— START OF STORED ROWS —
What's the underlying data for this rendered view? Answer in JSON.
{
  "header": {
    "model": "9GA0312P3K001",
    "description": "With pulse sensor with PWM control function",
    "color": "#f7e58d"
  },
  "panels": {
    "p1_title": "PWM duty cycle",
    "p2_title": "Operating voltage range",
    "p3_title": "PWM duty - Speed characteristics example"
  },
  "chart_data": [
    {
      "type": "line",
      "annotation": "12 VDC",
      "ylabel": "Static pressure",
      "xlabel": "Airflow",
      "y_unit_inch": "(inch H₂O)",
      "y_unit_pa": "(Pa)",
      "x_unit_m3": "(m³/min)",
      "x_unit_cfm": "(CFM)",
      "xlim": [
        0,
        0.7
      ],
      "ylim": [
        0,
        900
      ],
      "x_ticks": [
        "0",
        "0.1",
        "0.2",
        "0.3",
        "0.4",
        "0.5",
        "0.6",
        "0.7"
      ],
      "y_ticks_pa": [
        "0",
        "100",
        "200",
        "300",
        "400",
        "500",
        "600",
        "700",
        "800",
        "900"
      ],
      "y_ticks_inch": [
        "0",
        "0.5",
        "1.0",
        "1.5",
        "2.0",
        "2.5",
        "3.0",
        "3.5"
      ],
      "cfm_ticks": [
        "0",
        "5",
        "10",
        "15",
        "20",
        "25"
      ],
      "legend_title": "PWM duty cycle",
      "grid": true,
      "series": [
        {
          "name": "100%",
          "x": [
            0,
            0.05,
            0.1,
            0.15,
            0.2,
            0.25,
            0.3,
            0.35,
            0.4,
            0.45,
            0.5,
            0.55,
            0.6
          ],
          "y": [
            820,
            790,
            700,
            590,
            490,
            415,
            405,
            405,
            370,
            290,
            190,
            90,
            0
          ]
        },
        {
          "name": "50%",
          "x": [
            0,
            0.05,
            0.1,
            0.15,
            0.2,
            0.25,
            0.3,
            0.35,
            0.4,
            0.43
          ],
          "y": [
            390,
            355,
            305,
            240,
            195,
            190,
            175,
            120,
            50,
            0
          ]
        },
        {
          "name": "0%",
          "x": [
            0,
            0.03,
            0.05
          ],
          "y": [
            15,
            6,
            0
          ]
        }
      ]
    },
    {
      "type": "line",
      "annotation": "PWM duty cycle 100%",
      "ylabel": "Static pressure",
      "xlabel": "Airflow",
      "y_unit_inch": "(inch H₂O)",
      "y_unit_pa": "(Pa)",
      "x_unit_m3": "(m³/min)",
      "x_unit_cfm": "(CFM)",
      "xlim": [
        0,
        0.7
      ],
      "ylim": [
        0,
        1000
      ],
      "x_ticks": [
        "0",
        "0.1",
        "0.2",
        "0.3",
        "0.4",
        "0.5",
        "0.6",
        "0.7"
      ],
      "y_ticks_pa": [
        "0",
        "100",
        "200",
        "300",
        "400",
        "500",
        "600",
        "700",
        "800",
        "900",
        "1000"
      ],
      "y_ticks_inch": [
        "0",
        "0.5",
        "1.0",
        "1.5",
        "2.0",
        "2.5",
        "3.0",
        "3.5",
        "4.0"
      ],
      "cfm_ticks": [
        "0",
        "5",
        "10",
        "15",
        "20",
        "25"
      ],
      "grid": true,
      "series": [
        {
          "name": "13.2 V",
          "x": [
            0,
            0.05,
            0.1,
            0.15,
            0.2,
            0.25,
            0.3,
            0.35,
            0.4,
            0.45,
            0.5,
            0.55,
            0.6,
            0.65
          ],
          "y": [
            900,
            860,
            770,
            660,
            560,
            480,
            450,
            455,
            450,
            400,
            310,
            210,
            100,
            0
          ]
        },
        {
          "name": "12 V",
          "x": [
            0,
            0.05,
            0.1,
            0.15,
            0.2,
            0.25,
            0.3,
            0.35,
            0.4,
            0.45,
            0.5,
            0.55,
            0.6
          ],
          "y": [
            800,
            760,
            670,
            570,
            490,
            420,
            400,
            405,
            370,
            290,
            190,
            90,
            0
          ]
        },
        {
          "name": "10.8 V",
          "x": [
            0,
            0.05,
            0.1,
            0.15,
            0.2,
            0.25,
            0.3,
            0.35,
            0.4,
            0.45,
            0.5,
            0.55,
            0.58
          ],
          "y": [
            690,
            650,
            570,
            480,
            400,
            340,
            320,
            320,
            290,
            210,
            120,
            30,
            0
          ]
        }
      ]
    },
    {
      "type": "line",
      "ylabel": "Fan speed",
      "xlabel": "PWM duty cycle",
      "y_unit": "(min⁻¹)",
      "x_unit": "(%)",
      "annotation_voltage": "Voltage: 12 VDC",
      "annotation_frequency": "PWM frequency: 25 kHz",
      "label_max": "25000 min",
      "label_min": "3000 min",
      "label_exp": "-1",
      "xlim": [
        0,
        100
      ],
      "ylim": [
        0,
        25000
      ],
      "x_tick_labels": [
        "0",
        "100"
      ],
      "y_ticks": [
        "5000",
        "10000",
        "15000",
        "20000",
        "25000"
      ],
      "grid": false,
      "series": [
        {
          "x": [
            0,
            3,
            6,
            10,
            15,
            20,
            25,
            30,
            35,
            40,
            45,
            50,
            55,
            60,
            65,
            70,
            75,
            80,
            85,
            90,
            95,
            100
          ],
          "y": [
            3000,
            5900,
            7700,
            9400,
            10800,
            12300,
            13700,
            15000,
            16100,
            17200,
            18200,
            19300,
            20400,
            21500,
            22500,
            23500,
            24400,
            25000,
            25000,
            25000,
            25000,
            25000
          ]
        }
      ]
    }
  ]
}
— END OF STORED ROWS —
— START OF STORED ROWS —
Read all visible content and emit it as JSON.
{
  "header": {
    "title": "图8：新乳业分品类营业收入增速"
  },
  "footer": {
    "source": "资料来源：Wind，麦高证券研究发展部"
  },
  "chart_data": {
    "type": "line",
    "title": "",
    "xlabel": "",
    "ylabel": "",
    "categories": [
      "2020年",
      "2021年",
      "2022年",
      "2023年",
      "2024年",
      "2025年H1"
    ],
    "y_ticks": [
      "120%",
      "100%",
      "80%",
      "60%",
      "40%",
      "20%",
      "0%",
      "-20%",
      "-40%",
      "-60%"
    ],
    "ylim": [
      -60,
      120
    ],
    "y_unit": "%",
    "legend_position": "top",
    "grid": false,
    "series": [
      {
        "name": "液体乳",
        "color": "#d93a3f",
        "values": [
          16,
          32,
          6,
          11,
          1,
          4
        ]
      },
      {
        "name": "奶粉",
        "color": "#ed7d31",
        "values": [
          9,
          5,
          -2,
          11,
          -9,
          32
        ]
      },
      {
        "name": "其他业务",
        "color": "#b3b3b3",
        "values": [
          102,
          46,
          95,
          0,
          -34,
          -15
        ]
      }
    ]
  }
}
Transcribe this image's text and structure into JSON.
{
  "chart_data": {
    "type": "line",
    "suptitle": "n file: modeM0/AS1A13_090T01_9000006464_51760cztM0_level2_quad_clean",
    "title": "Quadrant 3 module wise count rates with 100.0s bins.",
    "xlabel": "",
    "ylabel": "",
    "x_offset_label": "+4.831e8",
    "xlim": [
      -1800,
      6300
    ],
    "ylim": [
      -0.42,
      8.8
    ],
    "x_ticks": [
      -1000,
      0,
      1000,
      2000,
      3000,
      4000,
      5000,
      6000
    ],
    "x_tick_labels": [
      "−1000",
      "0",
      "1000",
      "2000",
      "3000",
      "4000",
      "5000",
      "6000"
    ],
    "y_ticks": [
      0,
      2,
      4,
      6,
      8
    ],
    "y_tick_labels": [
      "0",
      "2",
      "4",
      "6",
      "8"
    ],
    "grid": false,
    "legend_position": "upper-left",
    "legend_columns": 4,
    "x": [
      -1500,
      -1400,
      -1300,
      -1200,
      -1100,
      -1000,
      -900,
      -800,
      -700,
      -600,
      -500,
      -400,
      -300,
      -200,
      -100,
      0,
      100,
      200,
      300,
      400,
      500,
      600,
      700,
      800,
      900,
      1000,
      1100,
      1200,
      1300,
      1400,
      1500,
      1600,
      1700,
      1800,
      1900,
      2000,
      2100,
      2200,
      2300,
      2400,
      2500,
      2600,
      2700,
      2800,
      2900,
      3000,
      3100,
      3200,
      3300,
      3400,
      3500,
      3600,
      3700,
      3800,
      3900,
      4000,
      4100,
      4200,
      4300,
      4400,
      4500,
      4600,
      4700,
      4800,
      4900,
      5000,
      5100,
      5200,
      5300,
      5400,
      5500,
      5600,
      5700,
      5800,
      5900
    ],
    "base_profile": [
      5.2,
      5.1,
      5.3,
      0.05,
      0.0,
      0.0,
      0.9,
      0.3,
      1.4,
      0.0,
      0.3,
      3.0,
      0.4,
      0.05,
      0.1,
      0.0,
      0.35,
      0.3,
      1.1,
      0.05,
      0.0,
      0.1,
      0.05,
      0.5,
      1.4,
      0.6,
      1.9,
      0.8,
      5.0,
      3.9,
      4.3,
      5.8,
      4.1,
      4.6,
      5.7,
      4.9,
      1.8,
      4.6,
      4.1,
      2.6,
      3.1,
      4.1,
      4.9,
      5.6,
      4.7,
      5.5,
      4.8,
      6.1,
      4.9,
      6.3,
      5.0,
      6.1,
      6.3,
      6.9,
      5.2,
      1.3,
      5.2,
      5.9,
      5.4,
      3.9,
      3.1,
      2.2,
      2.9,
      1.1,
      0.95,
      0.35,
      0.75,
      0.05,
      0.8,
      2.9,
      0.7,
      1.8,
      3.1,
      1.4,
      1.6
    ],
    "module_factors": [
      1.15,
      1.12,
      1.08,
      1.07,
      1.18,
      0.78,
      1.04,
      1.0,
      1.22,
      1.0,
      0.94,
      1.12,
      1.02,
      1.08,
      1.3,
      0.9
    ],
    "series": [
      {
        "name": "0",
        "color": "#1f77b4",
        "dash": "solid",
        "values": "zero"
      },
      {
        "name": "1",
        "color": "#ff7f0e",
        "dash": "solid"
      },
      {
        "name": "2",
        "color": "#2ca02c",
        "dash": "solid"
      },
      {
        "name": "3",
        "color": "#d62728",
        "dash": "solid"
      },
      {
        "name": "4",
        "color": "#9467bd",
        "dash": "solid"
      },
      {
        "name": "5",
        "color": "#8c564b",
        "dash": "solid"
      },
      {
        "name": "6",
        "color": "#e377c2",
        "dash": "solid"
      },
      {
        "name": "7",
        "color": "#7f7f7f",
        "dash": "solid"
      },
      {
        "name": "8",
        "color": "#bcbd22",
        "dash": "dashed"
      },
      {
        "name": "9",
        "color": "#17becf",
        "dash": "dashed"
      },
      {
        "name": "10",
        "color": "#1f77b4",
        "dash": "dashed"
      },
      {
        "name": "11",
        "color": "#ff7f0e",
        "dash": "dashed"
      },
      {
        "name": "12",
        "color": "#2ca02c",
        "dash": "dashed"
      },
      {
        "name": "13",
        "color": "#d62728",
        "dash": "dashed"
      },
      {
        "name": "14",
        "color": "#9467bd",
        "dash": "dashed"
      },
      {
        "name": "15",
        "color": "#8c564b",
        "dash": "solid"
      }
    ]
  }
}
— END OF STORED ROWS —
TASK BRIEF:
Only lines that contain the word "duty" are wanted; copy each of them.

EXERCISE RESULT:
    "p1_title": "PWM duty cycle",
    "p3_title": "PWM duty - Speed characteristics example"
      "legend_title": "PWM duty cycle",
      "annotation": "PWM duty cycle 100%",
      "xlabel": "PWM duty cycle",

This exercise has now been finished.